▶ TASK DESCRIPTION
All lines in the data bearing the string "text" should be identified and copied.
————————
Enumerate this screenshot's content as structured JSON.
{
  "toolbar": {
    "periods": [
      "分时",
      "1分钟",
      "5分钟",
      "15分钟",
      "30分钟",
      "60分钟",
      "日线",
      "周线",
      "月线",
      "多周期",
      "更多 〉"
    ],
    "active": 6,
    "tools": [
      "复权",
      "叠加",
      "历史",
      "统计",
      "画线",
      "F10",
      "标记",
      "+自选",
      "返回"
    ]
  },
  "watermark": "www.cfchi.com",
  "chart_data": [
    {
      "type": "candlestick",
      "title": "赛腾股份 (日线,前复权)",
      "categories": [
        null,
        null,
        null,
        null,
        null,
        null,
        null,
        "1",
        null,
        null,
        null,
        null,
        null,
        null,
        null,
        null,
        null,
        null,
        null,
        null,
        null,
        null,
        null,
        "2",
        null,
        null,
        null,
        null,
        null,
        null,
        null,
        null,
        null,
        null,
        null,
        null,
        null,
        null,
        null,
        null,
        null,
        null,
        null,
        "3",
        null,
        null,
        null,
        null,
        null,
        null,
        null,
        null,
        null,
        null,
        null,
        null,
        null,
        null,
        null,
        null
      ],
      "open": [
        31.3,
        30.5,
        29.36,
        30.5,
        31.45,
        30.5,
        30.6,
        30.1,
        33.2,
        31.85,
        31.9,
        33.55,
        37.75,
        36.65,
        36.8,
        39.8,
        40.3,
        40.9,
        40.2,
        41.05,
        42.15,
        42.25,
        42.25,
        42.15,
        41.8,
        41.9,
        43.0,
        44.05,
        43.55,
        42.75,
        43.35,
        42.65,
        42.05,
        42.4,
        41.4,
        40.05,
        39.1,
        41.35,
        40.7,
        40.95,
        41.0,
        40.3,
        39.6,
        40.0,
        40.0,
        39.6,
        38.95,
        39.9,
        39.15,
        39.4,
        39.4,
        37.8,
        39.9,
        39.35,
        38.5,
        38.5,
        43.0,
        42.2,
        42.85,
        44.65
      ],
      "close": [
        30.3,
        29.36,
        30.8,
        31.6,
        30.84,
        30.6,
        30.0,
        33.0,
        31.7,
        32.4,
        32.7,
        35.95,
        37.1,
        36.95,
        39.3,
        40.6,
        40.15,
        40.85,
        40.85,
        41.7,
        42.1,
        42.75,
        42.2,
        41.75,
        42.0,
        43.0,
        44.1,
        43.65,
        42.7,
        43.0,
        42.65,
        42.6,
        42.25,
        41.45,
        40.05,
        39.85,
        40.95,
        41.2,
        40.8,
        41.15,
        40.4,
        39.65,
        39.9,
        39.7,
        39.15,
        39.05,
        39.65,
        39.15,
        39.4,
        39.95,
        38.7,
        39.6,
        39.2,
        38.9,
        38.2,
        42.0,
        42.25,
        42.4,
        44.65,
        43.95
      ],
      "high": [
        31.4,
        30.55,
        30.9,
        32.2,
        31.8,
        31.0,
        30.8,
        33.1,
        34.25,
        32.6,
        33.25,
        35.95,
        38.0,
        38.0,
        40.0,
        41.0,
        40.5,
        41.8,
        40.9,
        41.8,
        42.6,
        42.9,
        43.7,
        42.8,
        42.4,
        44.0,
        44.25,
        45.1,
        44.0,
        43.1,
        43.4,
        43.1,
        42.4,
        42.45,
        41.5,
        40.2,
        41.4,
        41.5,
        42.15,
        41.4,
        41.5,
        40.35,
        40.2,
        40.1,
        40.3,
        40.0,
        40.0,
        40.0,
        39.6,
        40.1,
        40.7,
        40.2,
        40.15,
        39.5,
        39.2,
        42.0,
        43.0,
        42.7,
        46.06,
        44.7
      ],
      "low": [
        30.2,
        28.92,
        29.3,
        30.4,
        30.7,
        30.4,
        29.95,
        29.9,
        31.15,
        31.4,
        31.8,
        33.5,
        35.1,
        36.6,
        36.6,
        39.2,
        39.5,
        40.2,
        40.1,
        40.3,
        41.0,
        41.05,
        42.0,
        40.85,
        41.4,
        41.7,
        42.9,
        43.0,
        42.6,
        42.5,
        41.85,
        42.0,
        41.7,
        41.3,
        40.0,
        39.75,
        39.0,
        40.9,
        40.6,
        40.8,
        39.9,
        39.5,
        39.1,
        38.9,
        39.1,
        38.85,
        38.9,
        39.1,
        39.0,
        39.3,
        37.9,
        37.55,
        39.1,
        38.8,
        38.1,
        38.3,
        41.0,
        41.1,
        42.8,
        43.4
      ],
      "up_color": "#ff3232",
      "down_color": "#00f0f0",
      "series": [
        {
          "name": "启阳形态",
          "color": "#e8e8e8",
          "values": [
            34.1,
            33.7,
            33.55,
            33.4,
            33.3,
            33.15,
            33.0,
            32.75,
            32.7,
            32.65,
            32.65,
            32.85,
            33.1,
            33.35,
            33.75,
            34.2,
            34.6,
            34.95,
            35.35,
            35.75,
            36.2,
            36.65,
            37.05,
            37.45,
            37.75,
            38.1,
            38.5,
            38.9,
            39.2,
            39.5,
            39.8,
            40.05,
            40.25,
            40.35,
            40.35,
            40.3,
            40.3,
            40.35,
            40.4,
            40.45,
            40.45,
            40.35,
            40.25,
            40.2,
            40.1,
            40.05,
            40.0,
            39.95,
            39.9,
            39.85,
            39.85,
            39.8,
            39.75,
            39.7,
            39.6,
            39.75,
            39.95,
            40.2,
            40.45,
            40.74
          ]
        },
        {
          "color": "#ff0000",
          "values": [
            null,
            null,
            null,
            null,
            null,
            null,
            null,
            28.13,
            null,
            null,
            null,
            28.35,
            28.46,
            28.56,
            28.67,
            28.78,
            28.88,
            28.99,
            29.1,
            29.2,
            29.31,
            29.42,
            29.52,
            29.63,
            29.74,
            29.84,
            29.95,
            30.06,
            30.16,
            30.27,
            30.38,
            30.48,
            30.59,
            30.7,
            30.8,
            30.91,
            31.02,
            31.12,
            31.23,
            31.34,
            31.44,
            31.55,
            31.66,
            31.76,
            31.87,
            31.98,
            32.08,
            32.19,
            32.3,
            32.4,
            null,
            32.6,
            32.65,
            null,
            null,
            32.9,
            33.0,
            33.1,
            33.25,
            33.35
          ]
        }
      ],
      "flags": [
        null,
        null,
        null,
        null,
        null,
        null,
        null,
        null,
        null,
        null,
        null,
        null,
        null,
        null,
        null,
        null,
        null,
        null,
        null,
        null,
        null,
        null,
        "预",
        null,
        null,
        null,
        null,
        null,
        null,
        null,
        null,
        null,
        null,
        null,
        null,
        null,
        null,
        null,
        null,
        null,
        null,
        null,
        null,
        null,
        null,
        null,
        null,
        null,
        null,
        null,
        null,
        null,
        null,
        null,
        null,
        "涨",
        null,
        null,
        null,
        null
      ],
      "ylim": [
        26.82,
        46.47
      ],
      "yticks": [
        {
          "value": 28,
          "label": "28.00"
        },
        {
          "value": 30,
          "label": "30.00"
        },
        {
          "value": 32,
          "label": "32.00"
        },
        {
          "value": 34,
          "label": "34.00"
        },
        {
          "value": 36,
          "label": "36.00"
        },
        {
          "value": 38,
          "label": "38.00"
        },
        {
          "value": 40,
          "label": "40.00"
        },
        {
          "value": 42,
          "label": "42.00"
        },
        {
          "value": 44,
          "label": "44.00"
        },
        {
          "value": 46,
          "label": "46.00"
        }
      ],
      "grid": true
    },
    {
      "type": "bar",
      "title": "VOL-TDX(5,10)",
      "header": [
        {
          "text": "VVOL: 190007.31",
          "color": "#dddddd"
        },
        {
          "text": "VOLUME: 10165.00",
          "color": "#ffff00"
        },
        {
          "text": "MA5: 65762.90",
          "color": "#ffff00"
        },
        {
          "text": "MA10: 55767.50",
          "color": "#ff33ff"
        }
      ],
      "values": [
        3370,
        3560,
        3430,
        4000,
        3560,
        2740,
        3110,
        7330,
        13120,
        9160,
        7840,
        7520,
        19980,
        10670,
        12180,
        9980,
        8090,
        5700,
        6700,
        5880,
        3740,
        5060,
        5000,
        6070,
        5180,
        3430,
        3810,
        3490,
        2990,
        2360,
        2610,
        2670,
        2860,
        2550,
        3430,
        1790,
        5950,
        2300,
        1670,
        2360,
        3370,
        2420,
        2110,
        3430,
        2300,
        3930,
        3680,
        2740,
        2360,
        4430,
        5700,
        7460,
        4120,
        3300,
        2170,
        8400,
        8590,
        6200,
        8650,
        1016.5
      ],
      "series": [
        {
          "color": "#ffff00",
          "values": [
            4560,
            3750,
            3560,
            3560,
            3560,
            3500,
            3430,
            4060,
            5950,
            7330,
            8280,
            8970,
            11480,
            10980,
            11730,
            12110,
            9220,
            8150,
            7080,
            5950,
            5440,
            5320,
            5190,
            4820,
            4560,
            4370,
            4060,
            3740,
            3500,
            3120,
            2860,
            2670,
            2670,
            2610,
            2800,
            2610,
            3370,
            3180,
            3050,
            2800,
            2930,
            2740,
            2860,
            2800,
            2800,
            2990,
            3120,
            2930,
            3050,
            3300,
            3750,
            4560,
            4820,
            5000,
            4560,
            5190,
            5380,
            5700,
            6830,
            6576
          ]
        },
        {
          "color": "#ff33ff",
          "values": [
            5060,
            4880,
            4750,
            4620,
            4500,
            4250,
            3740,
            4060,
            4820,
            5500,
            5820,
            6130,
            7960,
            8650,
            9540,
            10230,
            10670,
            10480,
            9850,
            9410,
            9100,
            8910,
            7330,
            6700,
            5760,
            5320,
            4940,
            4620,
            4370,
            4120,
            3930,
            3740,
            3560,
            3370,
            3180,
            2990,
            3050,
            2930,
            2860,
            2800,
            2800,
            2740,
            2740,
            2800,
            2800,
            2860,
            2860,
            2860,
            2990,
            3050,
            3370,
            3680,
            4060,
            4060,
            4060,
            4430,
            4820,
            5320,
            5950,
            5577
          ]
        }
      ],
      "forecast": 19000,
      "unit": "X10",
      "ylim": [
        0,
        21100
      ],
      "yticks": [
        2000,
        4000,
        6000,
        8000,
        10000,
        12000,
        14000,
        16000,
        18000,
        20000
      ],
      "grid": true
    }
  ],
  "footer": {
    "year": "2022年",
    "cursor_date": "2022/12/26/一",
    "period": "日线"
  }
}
————————
▶ EXERCISE ANSWER
          "text": "VVOL: 190007.31",
          "text": "VOLUME: 10165.00",
          "text": "MA5: 65762.90",
          "text": "MA10: 55767.50",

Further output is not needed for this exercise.